**DATA TO PROCESS:**
··········

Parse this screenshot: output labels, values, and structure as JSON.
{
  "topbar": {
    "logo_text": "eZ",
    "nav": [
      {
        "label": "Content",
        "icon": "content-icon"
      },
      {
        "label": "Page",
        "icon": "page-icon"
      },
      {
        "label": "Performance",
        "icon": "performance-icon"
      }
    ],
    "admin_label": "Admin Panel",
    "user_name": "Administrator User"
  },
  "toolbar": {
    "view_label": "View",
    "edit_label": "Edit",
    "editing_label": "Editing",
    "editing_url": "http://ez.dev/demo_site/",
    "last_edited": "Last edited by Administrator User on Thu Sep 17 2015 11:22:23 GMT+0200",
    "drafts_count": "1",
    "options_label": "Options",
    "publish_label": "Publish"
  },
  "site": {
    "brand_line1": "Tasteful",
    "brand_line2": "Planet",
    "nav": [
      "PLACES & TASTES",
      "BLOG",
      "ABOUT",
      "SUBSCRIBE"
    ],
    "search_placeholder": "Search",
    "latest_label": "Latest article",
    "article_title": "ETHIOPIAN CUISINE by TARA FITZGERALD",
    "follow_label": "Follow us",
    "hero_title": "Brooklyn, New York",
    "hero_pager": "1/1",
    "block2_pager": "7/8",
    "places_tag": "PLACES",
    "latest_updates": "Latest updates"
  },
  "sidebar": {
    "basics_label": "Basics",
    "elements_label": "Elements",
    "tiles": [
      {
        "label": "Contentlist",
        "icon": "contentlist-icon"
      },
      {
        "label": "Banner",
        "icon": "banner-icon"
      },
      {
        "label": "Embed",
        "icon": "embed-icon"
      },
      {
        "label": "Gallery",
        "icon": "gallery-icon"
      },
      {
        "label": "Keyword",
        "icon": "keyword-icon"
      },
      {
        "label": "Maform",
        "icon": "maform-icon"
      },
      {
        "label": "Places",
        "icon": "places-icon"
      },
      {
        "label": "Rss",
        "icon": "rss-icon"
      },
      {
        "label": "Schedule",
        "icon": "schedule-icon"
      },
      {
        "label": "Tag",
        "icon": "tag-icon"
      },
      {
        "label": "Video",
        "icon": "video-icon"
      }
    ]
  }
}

··········

**YOUR GOAL:** Please quote the records above exactly, without skipping a line.

**EXERCISE ANSWER:**
Parse this screenshot: output labels, values, and structure as JSON.
{
  "topbar": {
    "logo_text": "eZ",
    "nav": [
      {
        "label": "Content",
        "icon": "content-icon"
      },
      {
        "label": "Page",
        "icon": "page-icon"
      },
      {
        "label": "Performance",
        "icon": "performance-icon"
      }
    ],
    "admin_label": "Admin Panel",
    "user_name": "Administrator User"
  },
  "toolbar": {
    "view_label": "View",
    "edit_label": "Edit",
    "editing_label": "Editing",
    "editing_url": "http://ez.dev/demo_site/",
    "last_edited": "Last edited by Administrator User on Thu Sep 17 2015 11:22:23 GMT+0200",
    "drafts_count": "1",
    "options_label": "Options",
    "publish_label": "Publish"
  },
  "site": {
    "brand_line1": "Tasteful",
    "brand_line2": "Planet",
    "nav": [
      "PLACES & TASTES",
      "BLOG",
      "ABOUT",
      "SUBSCRIBE"
    ],
    "search_placeholder": "Search",
    "latest_label": "Latest article",
    "article_title": "ETHIOPIAN CUISINE by TARA FITZGERALD",
    "follow_label": "Follow us",
    "hero_title": "Brooklyn, New York",
    "hero_pager": "1/1",
    "block2_pager": "7/8",
    "places_tag": "PLACES",
    "latest_updates": "Latest updates"
  },
  "sidebar": {
    "basics_label": "Basics",
    "elements_label": "Elements",
    "tiles": [
      {
        "label": "Contentlist",
        "icon": "contentlist-icon"
      },
      {
        "label": "Banner",
        "icon": "banner-icon"
      },
      {
        "label": "Embed",
        "icon": "embed-icon"
      },
      {
        "label": "Gallery",
        "icon": "gallery-icon"
      },
      {
        "label": "Keyword",
        "icon": "keyword-icon"
      },
      {
        "label": "Maform",
        "icon": "maform-icon"
      },
      {
        "label": "Places",
        "icon": "places-icon"
      },
      {
        "label": "Rss",
        "icon": "rss-icon"
      },
      {
        "label": "Schedule",
        "icon": "schedule-icon"
      },
      {
        "label": "Tag",
        "icon": "tag-icon"
      },
      {
        "label": "Video",
        "icon": "video-icon"
      }
    ]
  }
}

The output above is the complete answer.